(The task)
Read the material below and count the lines holding the string "name". Give that count with nothing added.

** Begin Stored rows **

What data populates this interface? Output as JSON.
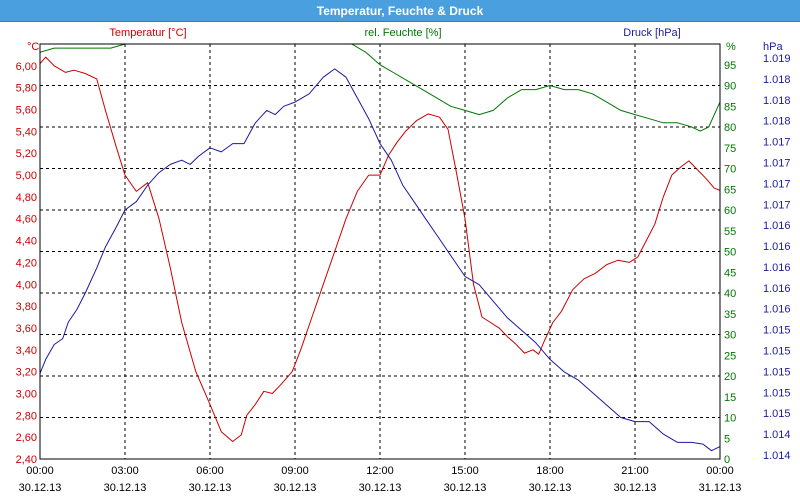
{
  "window": {
    "title": "Temperatur, Feuchte & Druck"
  },
  "chart_data": {
    "type": "line",
    "grid": true,
    "x_ticks": [
      {
        "time": "00:00",
        "date": "30.12.13"
      },
      {
        "time": "03:00",
        "date": "30.12.13"
      },
      {
        "time": "06:00",
        "date": "30.12.13"
      },
      {
        "time": "09:00",
        "date": "30.12.13"
      },
      {
        "time": "12:00",
        "date": "30.12.13"
      },
      {
        "time": "15:00",
        "date": "30.12.13"
      },
      {
        "time": "18:00",
        "date": "30.12.13"
      },
      {
        "time": "21:00",
        "date": "30.12.13"
      },
      {
        "time": "00:00",
        "date": "31.12.13"
      }
    ],
    "axes": {
      "temperature": {
        "unit": "°C",
        "label": "Temperatur [°C]",
        "color": "#cc0000",
        "ylim": [
          2.4,
          6.2
        ],
        "ticks": [
          "2,40",
          "2,60",
          "2,80",
          "3,00",
          "3,20",
          "3,40",
          "3,60",
          "3,80",
          "4,00",
          "4,20",
          "4,40",
          "4,60",
          "4,80",
          "5,00",
          "5,20",
          "5,40",
          "5,60",
          "5,80",
          "6,00"
        ]
      },
      "humidity": {
        "unit": "%",
        "label": "rel. Feuchte [%]",
        "color": "#007700",
        "ylim": [
          0,
          100
        ],
        "ticks": [
          "0",
          "5",
          "10",
          "15",
          "20",
          "25",
          "30",
          "35",
          "40",
          "45",
          "50",
          "55",
          "60",
          "65",
          "70",
          "75",
          "80",
          "85",
          "90",
          "95"
        ]
      },
      "pressure": {
        "unit": "hPa",
        "label": "Druck [hPa]",
        "color": "#1a1aa0",
        "ylim": [
          1014.0,
          1019.0
        ],
        "ticks": [
          "1.014",
          "1.014",
          "1.015",
          "1.015",
          "1.015",
          "1.015",
          "1.015",
          "1.016",
          "1.016",
          "1.016",
          "1.016",
          "1.016",
          "1.017",
          "1.017",
          "1.017",
          "1.017",
          "1.018",
          "1.018",
          "1.018",
          "1.019"
        ]
      }
    },
    "series": [
      {
        "name": "Temperatur [°C]",
        "axis": "temperature",
        "color": "#cc0000",
        "x": [
          0,
          0.2,
          0.5,
          0.9,
          1.2,
          1.6,
          2.0,
          2.3,
          2.7,
          3.0,
          3.4,
          3.8,
          4.2,
          4.6,
          5.0,
          5.5,
          6.0,
          6.4,
          6.8,
          7.1,
          7.3,
          7.6,
          7.9,
          8.2,
          8.5,
          8.9,
          9.2,
          9.6,
          10.0,
          10.4,
          10.8,
          11.2,
          11.6,
          12.0,
          12.3,
          12.6,
          12.9,
          13.3,
          13.7,
          14.1,
          14.4,
          14.7,
          15.0,
          15.3,
          15.6,
          15.9,
          16.2,
          16.5,
          16.8,
          17.1,
          17.4,
          17.6,
          17.8,
          18.1,
          18.4,
          18.8,
          19.2,
          19.6,
          20.0,
          20.4,
          20.8,
          21.1,
          21.4,
          21.7,
          22.0,
          22.3,
          22.6,
          22.9,
          23.2,
          23.5,
          23.8,
          24.0
        ],
        "y": [
          6.02,
          6.08,
          6.0,
          5.94,
          5.96,
          5.93,
          5.88,
          5.6,
          5.25,
          5.0,
          4.85,
          4.93,
          4.6,
          4.15,
          3.65,
          3.2,
          2.9,
          2.65,
          2.56,
          2.62,
          2.8,
          2.9,
          3.02,
          3.0,
          3.08,
          3.2,
          3.4,
          3.7,
          4.0,
          4.3,
          4.6,
          4.85,
          5.0,
          5.0,
          5.18,
          5.3,
          5.4,
          5.5,
          5.56,
          5.53,
          5.42,
          5.02,
          4.6,
          4.0,
          3.7,
          3.65,
          3.6,
          3.52,
          3.45,
          3.37,
          3.4,
          3.36,
          3.48,
          3.65,
          3.75,
          3.95,
          4.05,
          4.1,
          4.18,
          4.22,
          4.2,
          4.25,
          4.4,
          4.55,
          4.8,
          5.0,
          5.07,
          5.13,
          5.05,
          4.97,
          4.88,
          4.86
        ]
      },
      {
        "name": "rel. Feuchte [%]",
        "axis": "humidity",
        "color": "#007700",
        "x": [
          0,
          0.5,
          1.0,
          1.5,
          2.0,
          2.5,
          3.0,
          3.3,
          3.6,
          4.0,
          5.0,
          6.0,
          7.0,
          8.0,
          9.0,
          10.0,
          11.0,
          11.5,
          12.0,
          12.5,
          13.0,
          13.5,
          14.0,
          14.5,
          15.0,
          15.5,
          16.0,
          16.5,
          17.0,
          17.5,
          18.0,
          18.5,
          19.0,
          19.5,
          20.0,
          20.5,
          21.0,
          21.5,
          22.0,
          22.5,
          23.0,
          23.3,
          23.6,
          24.0
        ],
        "y": [
          98,
          99,
          99,
          99,
          99,
          99,
          100,
          101,
          102,
          103,
          103,
          103,
          103,
          103,
          103,
          103,
          100,
          98,
          95,
          93,
          91,
          89,
          87,
          85,
          84,
          83,
          84,
          87,
          89,
          89,
          90,
          89,
          89,
          88,
          86,
          84,
          83,
          82,
          81,
          81,
          80,
          79,
          80,
          86
        ]
      },
      {
        "name": "Druck [hPa]",
        "axis": "pressure",
        "color": "#1a1aa0",
        "x": [
          0,
          0.2,
          0.5,
          0.8,
          1.0,
          1.3,
          1.6,
          2.0,
          2.3,
          2.7,
          3.0,
          3.4,
          3.8,
          4.2,
          4.6,
          5.0,
          5.3,
          5.6,
          6.0,
          6.4,
          6.8,
          7.2,
          7.6,
          8.0,
          8.3,
          8.6,
          9.0,
          9.5,
          10.0,
          10.4,
          10.8,
          11.2,
          11.6,
          12.0,
          12.4,
          12.8,
          13.2,
          13.6,
          14.0,
          14.5,
          15.0,
          15.5,
          16.0,
          16.5,
          17.0,
          17.5,
          18.0,
          18.5,
          19.0,
          19.5,
          20.0,
          20.5,
          21.0,
          21.5,
          22.0,
          22.5,
          23.0,
          23.4,
          23.7,
          24.0
        ],
        "y": [
          1015.03,
          1015.2,
          1015.38,
          1015.45,
          1015.65,
          1015.8,
          1016.0,
          1016.3,
          1016.55,
          1016.8,
          1017.0,
          1017.1,
          1017.3,
          1017.45,
          1017.55,
          1017.6,
          1017.55,
          1017.65,
          1017.75,
          1017.7,
          1017.8,
          1017.8,
          1018.05,
          1018.2,
          1018.15,
          1018.25,
          1018.3,
          1018.4,
          1018.6,
          1018.7,
          1018.6,
          1018.35,
          1018.1,
          1017.8,
          1017.6,
          1017.3,
          1017.1,
          1016.9,
          1016.7,
          1016.45,
          1016.2,
          1016.1,
          1015.9,
          1015.7,
          1015.55,
          1015.4,
          1015.2,
          1015.05,
          1014.95,
          1014.8,
          1014.65,
          1014.5,
          1014.45,
          1014.45,
          1014.3,
          1014.2,
          1014.2,
          1014.18,
          1014.1,
          1014.15
        ]
      }
    ]
  }
}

** End Stored rows **

(Solution to the problem)
3